## REQUIRED WORK
All of the material should be reproduced exactly, with pictures left out.
— START OF ENTRIES SHOWN —
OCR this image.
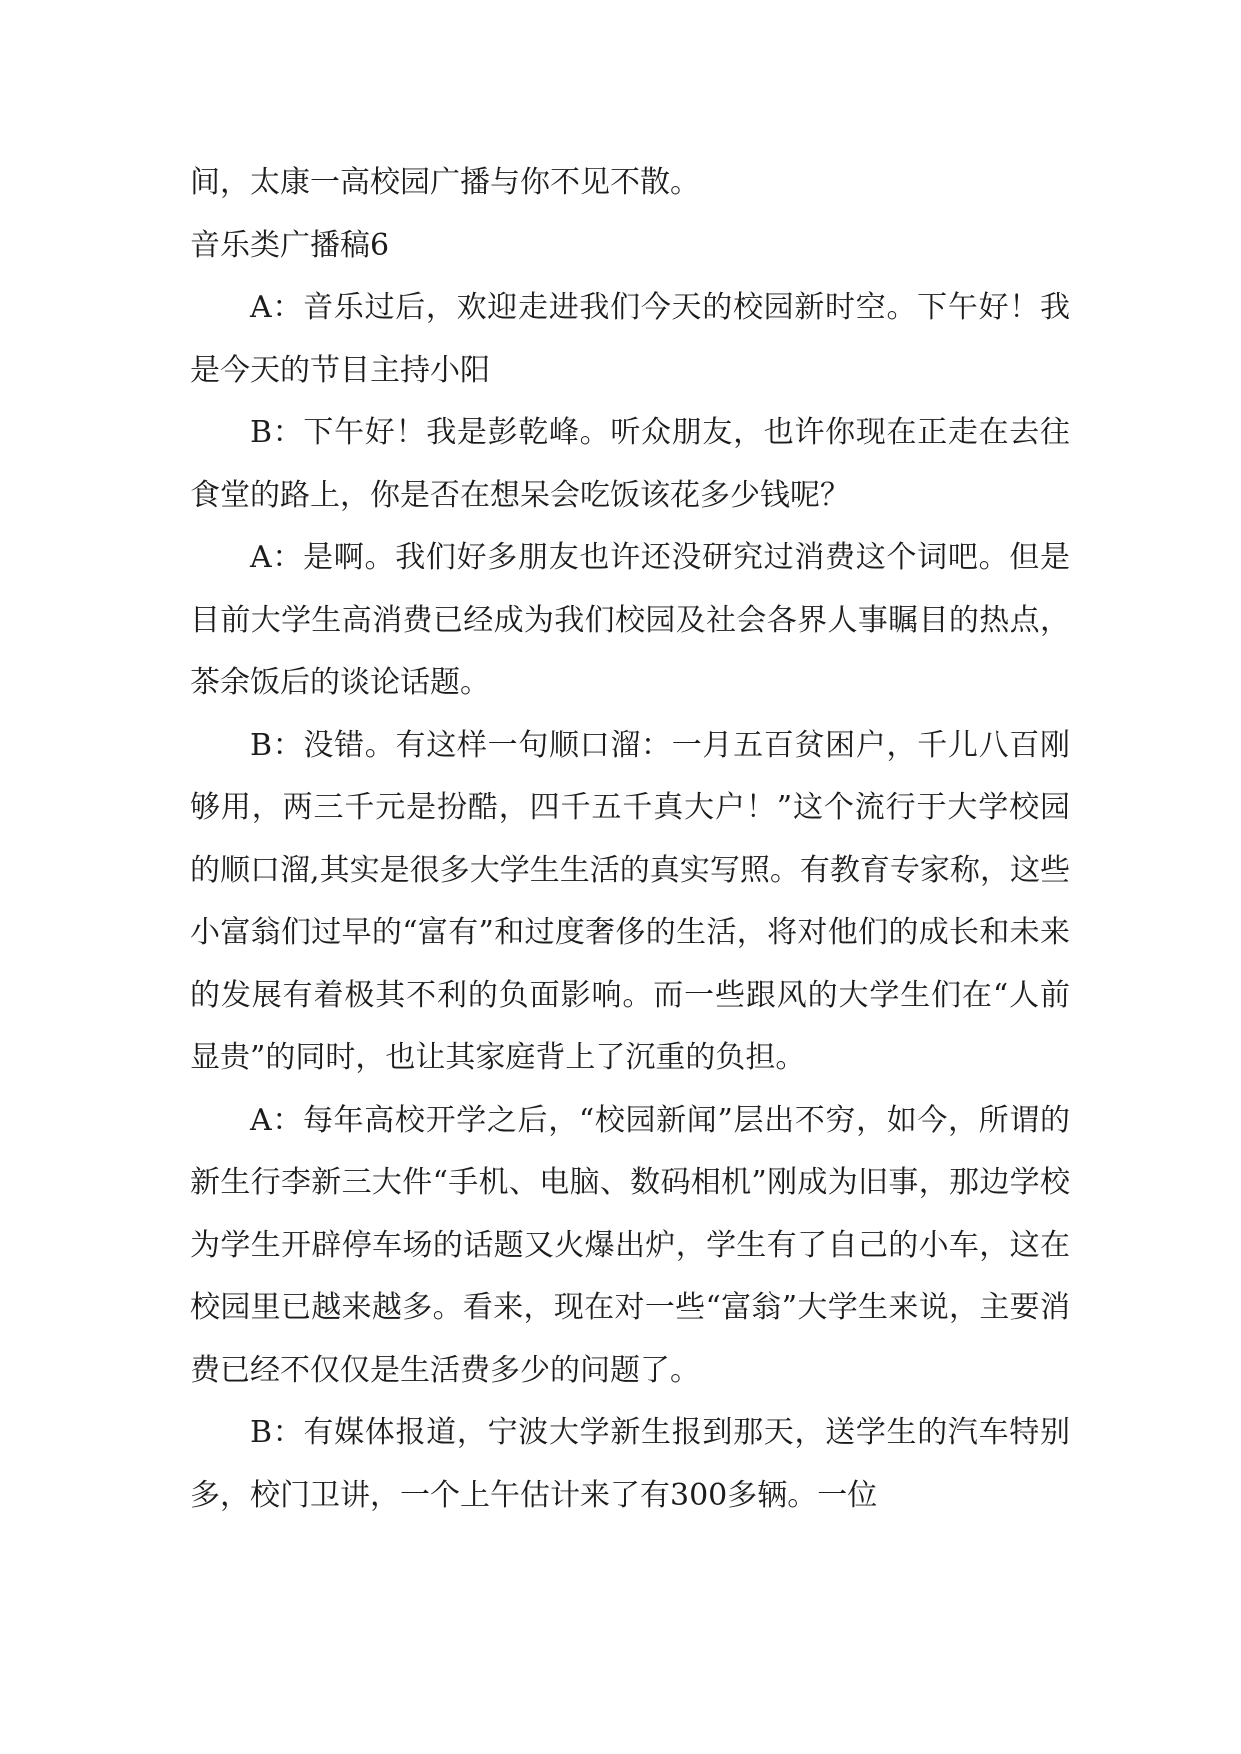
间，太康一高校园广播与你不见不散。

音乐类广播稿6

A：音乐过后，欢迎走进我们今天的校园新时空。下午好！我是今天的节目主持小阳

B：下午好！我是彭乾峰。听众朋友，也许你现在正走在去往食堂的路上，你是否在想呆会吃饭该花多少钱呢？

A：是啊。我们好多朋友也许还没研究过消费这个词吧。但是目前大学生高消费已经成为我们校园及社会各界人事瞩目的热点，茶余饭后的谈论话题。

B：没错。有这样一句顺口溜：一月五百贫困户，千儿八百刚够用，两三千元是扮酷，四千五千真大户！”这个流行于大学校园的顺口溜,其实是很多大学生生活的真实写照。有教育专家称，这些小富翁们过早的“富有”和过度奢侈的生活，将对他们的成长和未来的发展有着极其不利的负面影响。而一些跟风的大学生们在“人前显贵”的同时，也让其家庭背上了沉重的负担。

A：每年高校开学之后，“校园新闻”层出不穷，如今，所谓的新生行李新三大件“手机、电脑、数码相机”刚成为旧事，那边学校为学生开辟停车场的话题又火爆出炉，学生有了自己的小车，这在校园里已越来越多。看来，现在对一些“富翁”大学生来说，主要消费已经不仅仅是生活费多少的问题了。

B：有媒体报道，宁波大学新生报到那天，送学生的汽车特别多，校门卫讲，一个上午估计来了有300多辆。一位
— END OF ENTRIES SHOWN —
## FULL OUTPUT
OCR this image.
间，太康一高校园广播与你不见不散。

音乐类广播稿6

A：音乐过后，欢迎走进我们今天的校园新时空。下午好！我是今天的节目主持小阳

B：下午好！我是彭乾峰。听众朋友，也许你现在正走在去往食堂的路上，你是否在想呆会吃饭该花多少钱呢？

A：是啊。我们好多朋友也许还没研究过消费这个词吧。但是目前大学生高消费已经成为我们校园及社会各界人事瞩目的热点，茶余饭后的谈论话题。

B：没错。有这样一句顺口溜：一月五百贫困户，千儿八百刚够用，两三千元是扮酷，四千五千真大户！”这个流行于大学校园的顺口溜,其实是很多大学生生活的真实写照。有教育专家称，这些小富翁们过早的“富有”和过度奢侈的生活，将对他们的成长和未来的发展有着极其不利的负面影响。而一些跟风的大学生们在“人前显贵”的同时，也让其家庭背上了沉重的负担。

A：每年高校开学之后，“校园新闻”层出不穷，如今，所谓的新生行李新三大件“手机、电脑、数码相机”刚成为旧事，那边学校为学生开辟停车场的话题又火爆出炉，学生有了自己的小车，这在校园里已越来越多。看来，现在对一些“富翁”大学生来说，主要消费已经不仅仅是生活费多少的问题了。

B：有媒体报道，宁波大学新生报到那天，送学生的汽车特别多，校门卫讲，一个上午估计来了有300多辆。一位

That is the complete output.